(Dataset entries)

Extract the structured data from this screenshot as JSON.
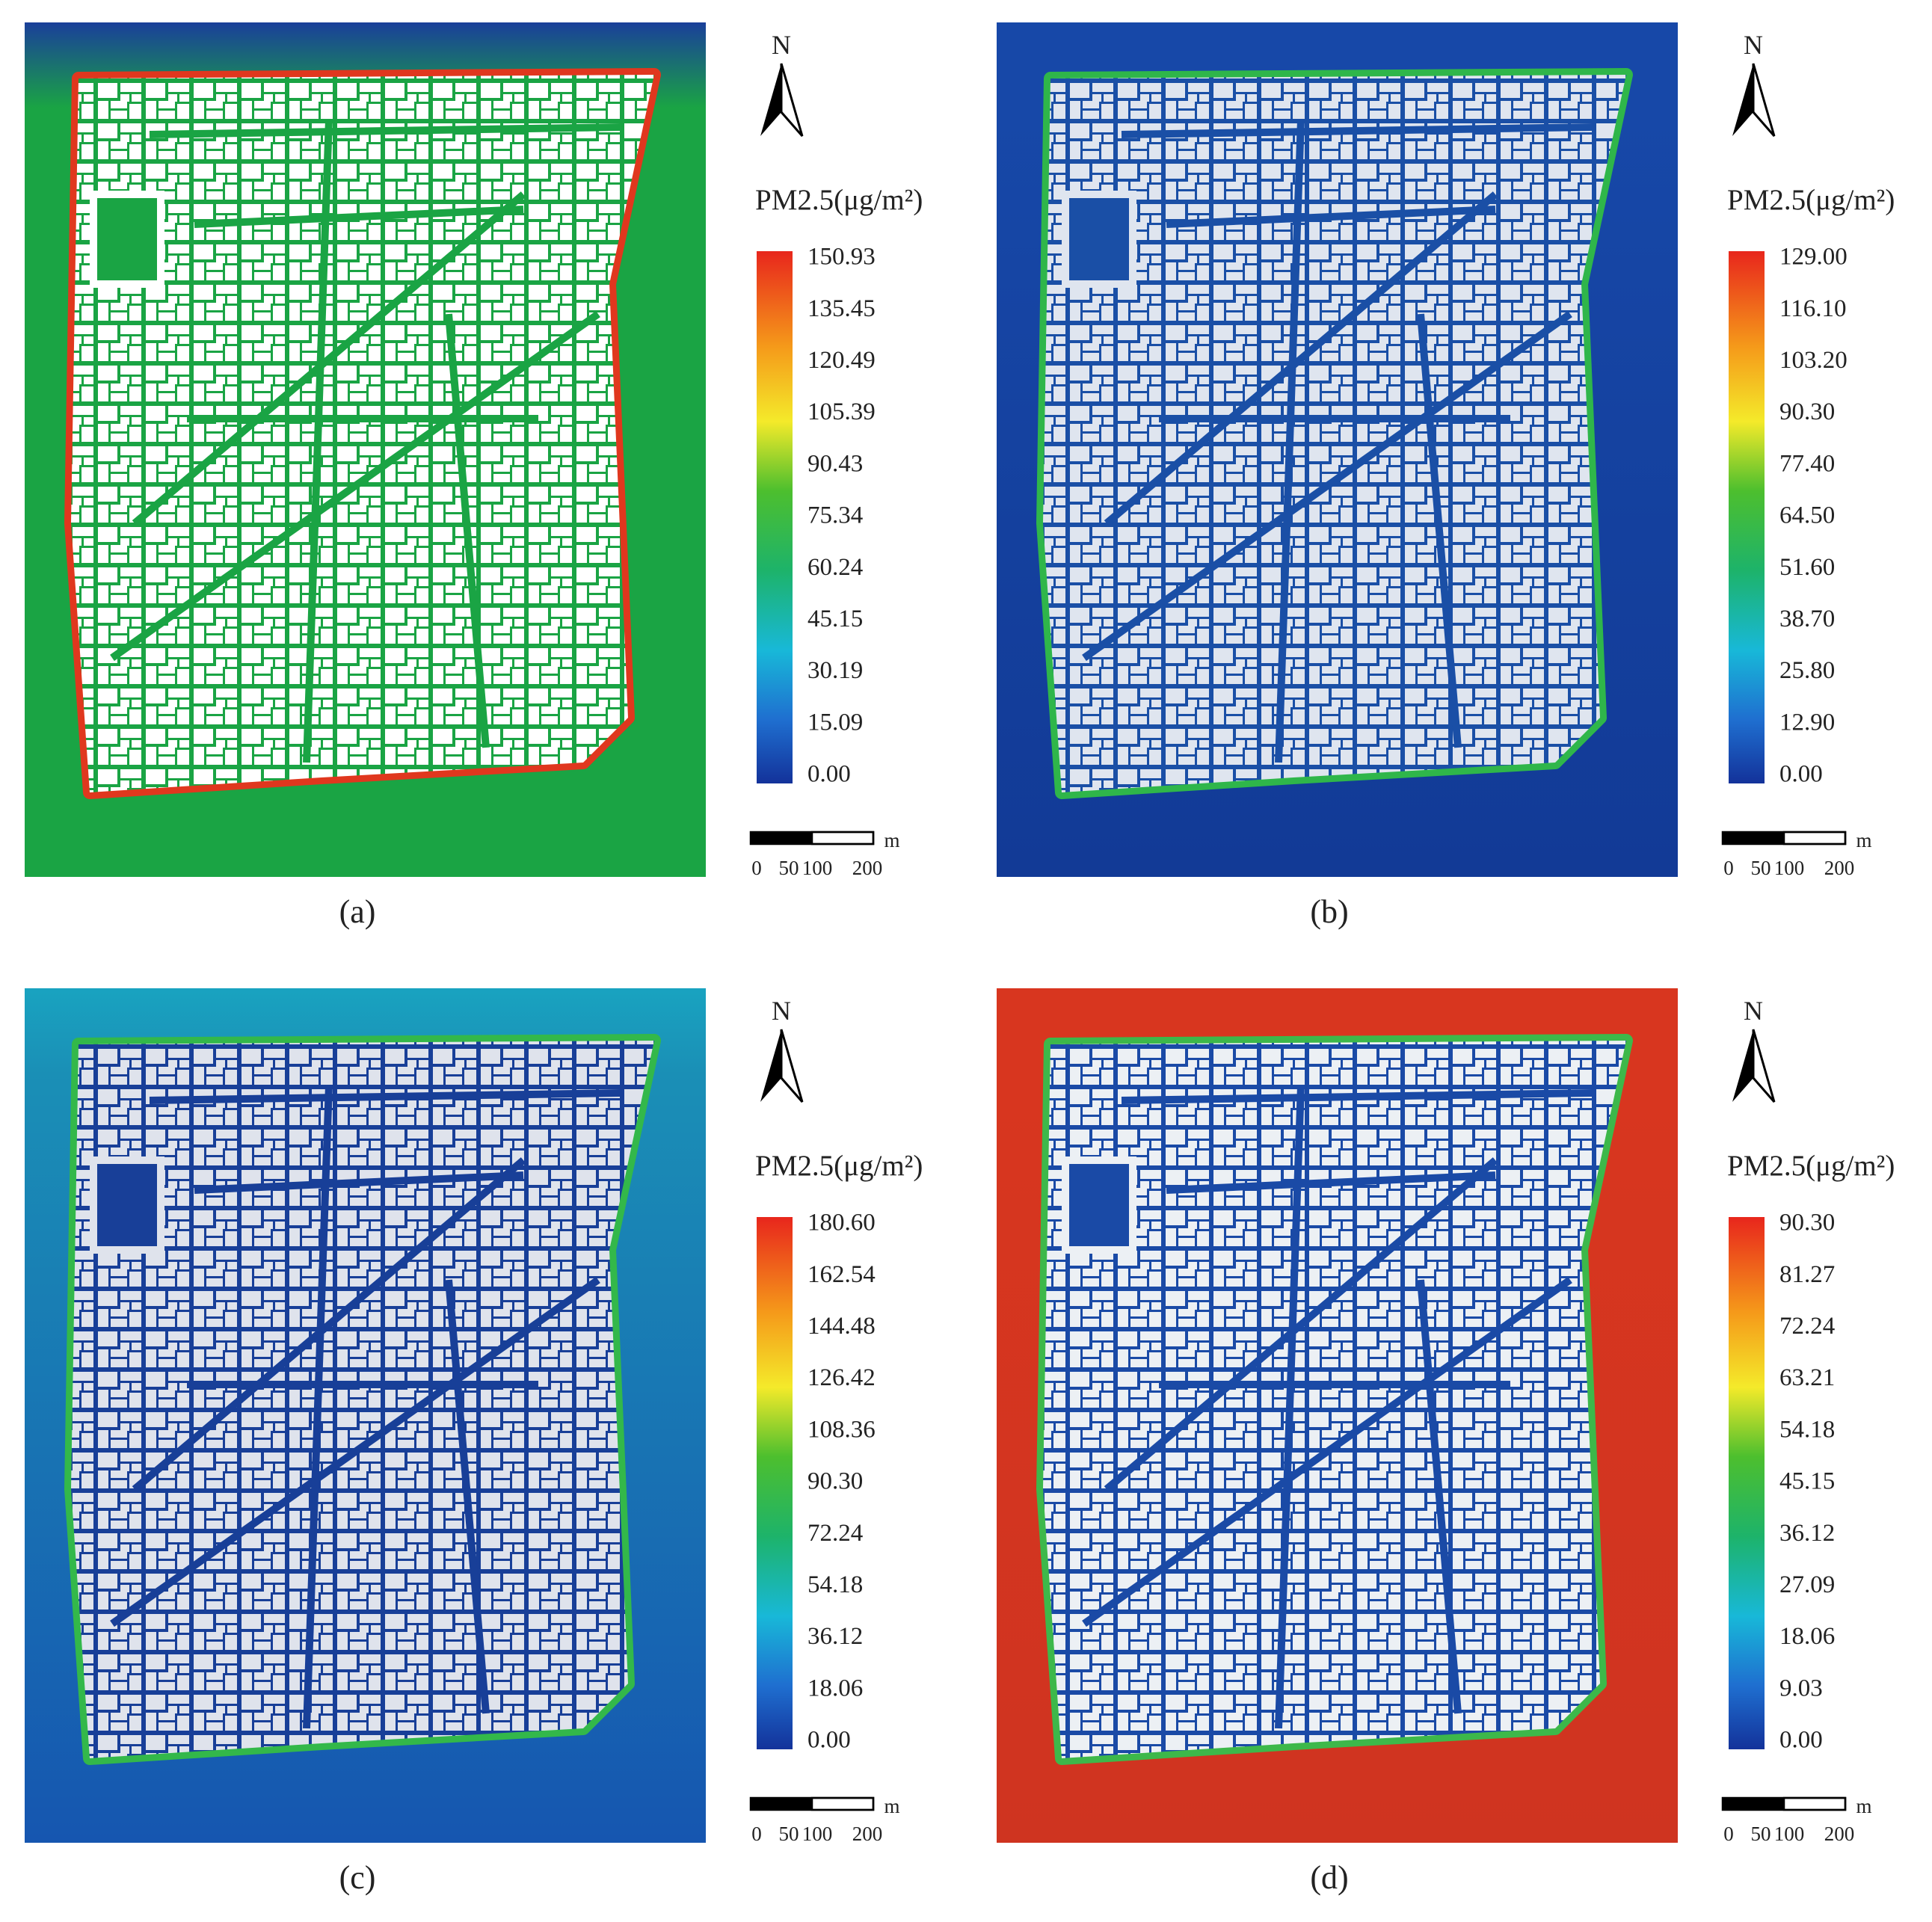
{
  "panels": [
    {
      "label": "(a)",
      "north": "N",
      "legend": {
        "title": "PM2.5(μg/m²)",
        "ticks": [
          "150.93",
          "135.45",
          "120.49",
          "105.39",
          "90.43",
          "75.34",
          "60.24",
          "45.15",
          "30.19",
          "15.09",
          "0.00"
        ]
      },
      "scale_bar": {
        "unit": "m",
        "labels": [
          "0",
          "50",
          "100",
          "200"
        ]
      }
    },
    {
      "label": "(b)",
      "north": "N",
      "legend": {
        "title": "PM2.5(μg/m²)",
        "ticks": [
          "129.00",
          "116.10",
          "103.20",
          "90.30",
          "77.40",
          "64.50",
          "51.60",
          "38.70",
          "25.80",
          "12.90",
          "0.00"
        ]
      },
      "scale_bar": {
        "unit": "m",
        "labels": [
          "0",
          "50",
          "100",
          "200"
        ]
      }
    },
    {
      "label": "(c)",
      "north": "N",
      "legend": {
        "title": "PM2.5(μg/m²)",
        "ticks": [
          "180.60",
          "162.54",
          "144.48",
          "126.42",
          "108.36",
          "90.30",
          "72.24",
          "54.18",
          "36.12",
          "18.06",
          "0.00"
        ]
      },
      "scale_bar": {
        "unit": "m",
        "labels": [
          "0",
          "50",
          "100",
          "200"
        ]
      }
    },
    {
      "label": "(d)",
      "north": "N",
      "legend": {
        "title": "PM2.5(μg/m²)",
        "ticks": [
          "90.30",
          "81.27",
          "72.24",
          "63.21",
          "54.18",
          "45.15",
          "36.12",
          "27.09",
          "18.06",
          "9.03",
          "0.00"
        ]
      },
      "scale_bar": {
        "unit": "m",
        "labels": [
          "0",
          "50",
          "100",
          "200"
        ]
      }
    }
  ]
}
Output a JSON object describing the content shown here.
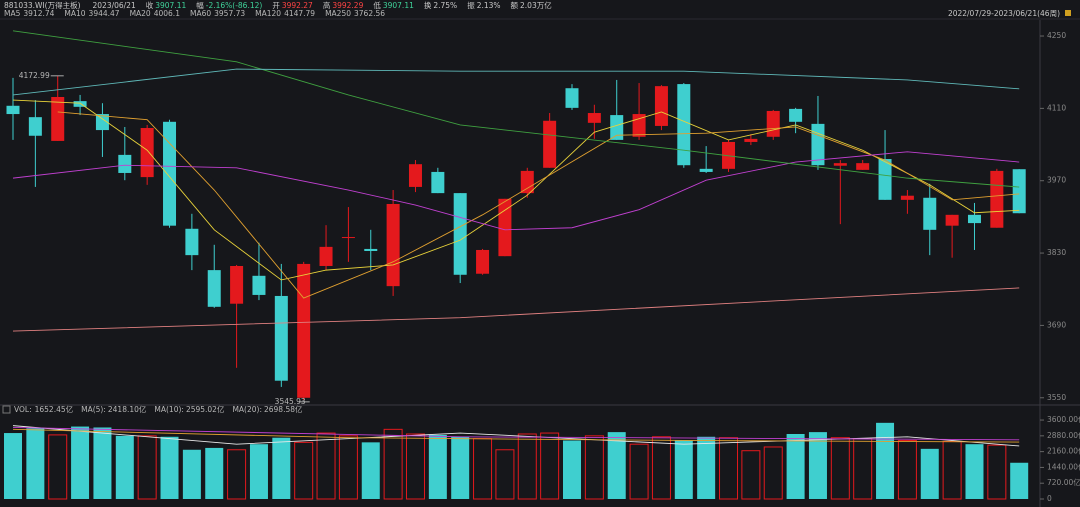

WHAT THE TASK REQUIRES
Write out the whole listing exactly, and drop the pictures.

FINISHED ANSWER
Extract the structured data from this screenshot as JSON.
{
  "panels": [
    {
      "label": "(a)",
      "north": "N",
      "legend": {
        "title": "PM2.5(μg/m²)",
        "ticks": [
          "150.93",
          "135.45",
          "120.49",
          "105.39",
          "90.43",
          "75.34",
          "60.24",
          "45.15",
          "30.19",
          "15.09",
          "0.00"
        ]
      },
      "scale_bar": {
        "unit": "m",
        "labels": [
          "0",
          "50",
          "100",
          "200"
        ]
      }
    },
    {
      "label": "(b)",
      "north": "N",
      "legend": {
        "title": "PM2.5(μg/m²)",
        "ticks": [
          "129.00",
          "116.10",
          "103.20",
          "90.30",
          "77.40",
          "64.50",
          "51.60",
          "38.70",
          "25.80",
          "12.90",
          "0.00"
        ]
      },
      "scale_bar": {
        "unit": "m",
        "labels": [
          "0",
          "50",
          "100",
          "200"
        ]
      }
    },
    {
      "label": "(c)",
      "north": "N",
      "legend": {
        "title": "PM2.5(μg/m²)",
        "ticks": [
          "180.60",
          "162.54",
          "144.48",
          "126.42",
          "108.36",
          "90.30",
          "72.24",
          "54.18",
          "36.12",
          "18.06",
          "0.00"
        ]
      },
      "scale_bar": {
        "unit": "m",
        "labels": [
          "0",
          "50",
          "100",
          "200"
        ]
      }
    },
    {
      "label": "(d)",
      "north": "N",
      "legend": {
        "title": "PM2.5(μg/m²)",
        "ticks": [
          "90.30",
          "81.27",
          "72.24",
          "63.21",
          "54.18",
          "45.15",
          "36.12",
          "27.09",
          "18.06",
          "9.03",
          "0.00"
        ]
      },
      "scale_bar": {
        "unit": "m",
        "labels": [
          "0",
          "50",
          "100",
          "200"
        ]
      }
    }
  ]
}
Output a JSON object describing the content shown here.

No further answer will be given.